→ **Provided material**:
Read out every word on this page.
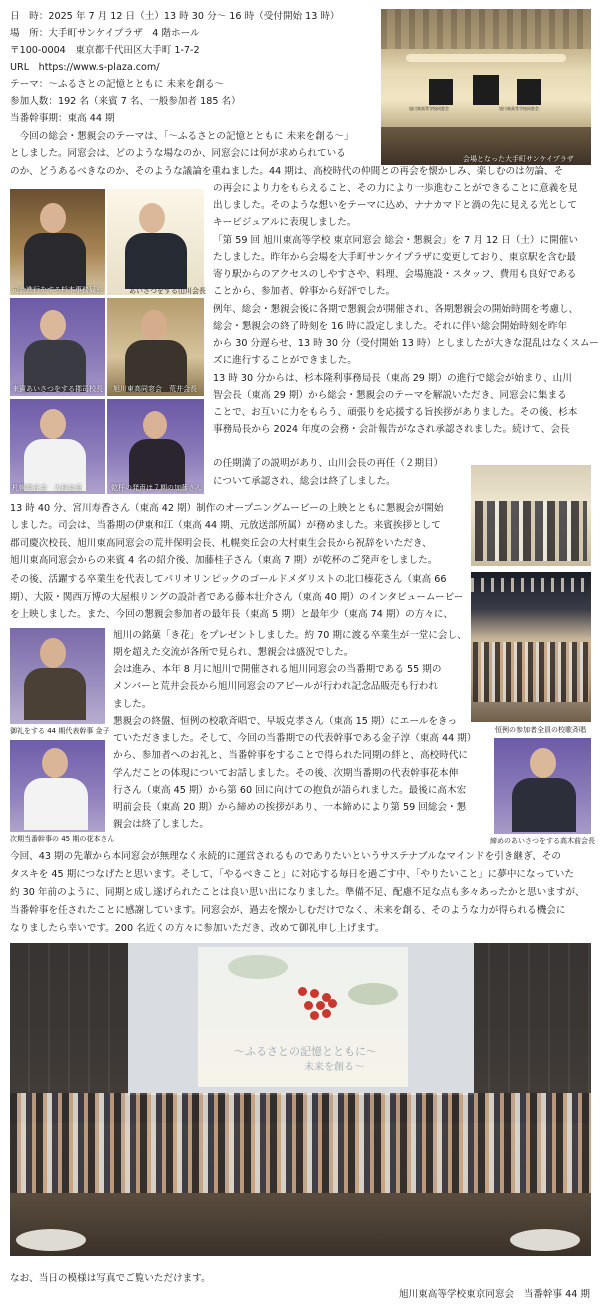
日　時：2025 年 7 月 12 日（土）13 時 30 分〜 16 時（受付開始 13 時）
場　所：大手町サンケイプラザ　4 階ホール
〒100-0004　東京都千代田区大手町 1-7-2
URL　https://www.s-plaza.com/
テーマ：〜ふるさとの記憶とともに 未来を創る〜
参加人数：192 名（来賓 7 名、一般参加者 185 名）
当番幹事期：東高 44 期
　今回の総会・懇親会のテーマは、「〜ふるさとの記憶とともに 未来を創る〜」
としました。同窓会は、どのような場なのか、同窓会には何が求められている
のか、どうあるべきなのか、そのような議論を重ねました。44 期は、高校時代の仲間との再会を懐かしみ、楽しむのは勿論、そ
旭川東高等学校同窓会	旭川東高等学校同窓会
会場となった大手町サンケイプラザ
司会進行をする杉本事務局長	あいさつをする山川会長
来賓あいさつをする郡司校長 旭川東高同窓会　荒井会長
札幌奕丘会　大村会長	乾杯の発声は７期の加藤さん
の再会により力をもらえること、その力により一歩進むことができることに意義を見
出しました。そのような想いをテーマに込め、ナナカマドと渦の先に見える光として
キービジュアルに表現しました。
「第 59 回 旭川東高等学校 東京同窓会 総会・懇親会」を 7 月 12 日（土）に開催い
たしました。昨年から会場を大手町サンケイプラザに変更しており、東京駅を含む最
寄り駅からのアクセスのしやすさや、料理、会場施設・スタッフ、費用も良好である
ことから、参加者、幹事から好評でした。
例年、総会・懇親会後に各期で懇親会が開催され、各期懇親会の開始時間を考慮し、
総会・懇親会の終了時刻を 16 時に設定しました。それに伴い総会開始時刻を昨年
から 30 分遅らせ、13 時 30 分（受付開始 13 時）としましたが大きな混乱はなくスムー
ズに進行することができました。
13 時 30 分からは、杉本隆利事務局長（東高 29 期）の進行で総会が始まり、山川
智会長（東高 29 期）から総会・懇親会のテーマを解説いただき、同窓会に集まる
ことで、お互いに力をもらう、頑張りを応援する旨挨拶がありました。その後、杉本
事務局長から 2024 年度の会務・会計報告がなされ承認されました。続けて、会長
の任期満了の説明があり、山川会長の再任（２期目）
について承認され、総会は終了しました。
13 時 40 分、宮川寿香さん（東高 42 期）制作のオープニングムービーの上映とともに懇親会が開始
しました。司会は、当番期の伊東和江（東高 44 期、元放送部所属）が務めました。来賓挨拶として
郡司慶次校長、旭川東高同窓会の荒井保明会長、札幌奕丘会の大村東生会長から祝辞をいただき、
旭川東高同窓会からの来賓 4 名の紹介後、加藤桂子さん（東高 7 期）が乾杯のご発声をしました。
その後、活躍する卒業生を代表してパリオリンピックのゴールドメダリストの北口榛花さん（東高 66
期）、大阪・関西万博の大屋根リングの設計者である藤本壮介さん（東高 40 期）のインタビュームービー
を上映しました。また、今回の懇親会参加者の最年長（東高 5 期）と最年少（東高 74 期）の方々に、
恒例の参加者全員の校歌斉唱
御礼をする 44 期代表幹事 金子
旭川の銘菓「き花」をプレゼントしました。約 70 期に渡る卒業生が一堂に会し、
期を超えた交流が各所で見られ、懇親会は盛況でした。
会は進み、本年 8 月に旭川で開催される旭川同窓会の当番期である 55 期の
メンバーと荒井会長から旭川同窓会のアピールが行われ記念品販売も行われ
ました。
懇親会の終盤、恒例の校歌斉唱で、早坂克孝さん（東高 15 期）にエールをきっ
ていただきました。そして、今回の当番期での代表幹事である金子淳（東高 44 期）
から、参加者へのお礼と、当番幹事をすることで得られた同期の絆と、高校時代に
学んだことの体現についてお話しました。その後、次期当番期の代表幹事花本伸
行さん（東高 45 期）から第 60 回に向けての抱負が語られました。最後に高木宏
明前会長（東高 20 期）から締めの挨拶があり、一本締めにより第 59 回総会・懇
親会は終了しました。
次期当番幹事の 45 期の花本さん	締めのあいさつをする高木前会長
今回、43 期の先輩から本同窓会が無理なく永続的に運営されるものでありたいというサステナブルなマインドを引き継ぎ、その
タスキを 45 期につなげたと思います。そして、「やるべきこと」に対応する毎日を過ごす中、「やりたいこと」に夢中になっていた
約 30 年前のように、同期と成し遂げられたことは良い思い出になりました。準備不足、配慮不足な点も多々あったかと思いますが、
当番幹事を任されたことに感謝しています。同窓会が、過去を懐かしむだけでなく、未来を創る、そのような力が得られる機会に
なりましたら幸いです。200 名近くの方々に参加いただき、改めて御礼申し上げます。
〜ふるさとの記憶とともに〜
未来を創る〜
なお、当日の模様は写真でご覧いただけます。
旭川東高等学校東京同窓会　当番幹事 44 期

→ **What is being asked**: Select every line above that contains the word "ふるさとの記憶とともに", and copy it.

→ **Answer to the exercise**:
テーマ：〜ふるさとの記憶とともに 未来を創る〜
　今回の総会・懇親会のテーマは、「〜ふるさとの記憶とともに 未来を創る〜」
〜ふるさとの記憶とともに〜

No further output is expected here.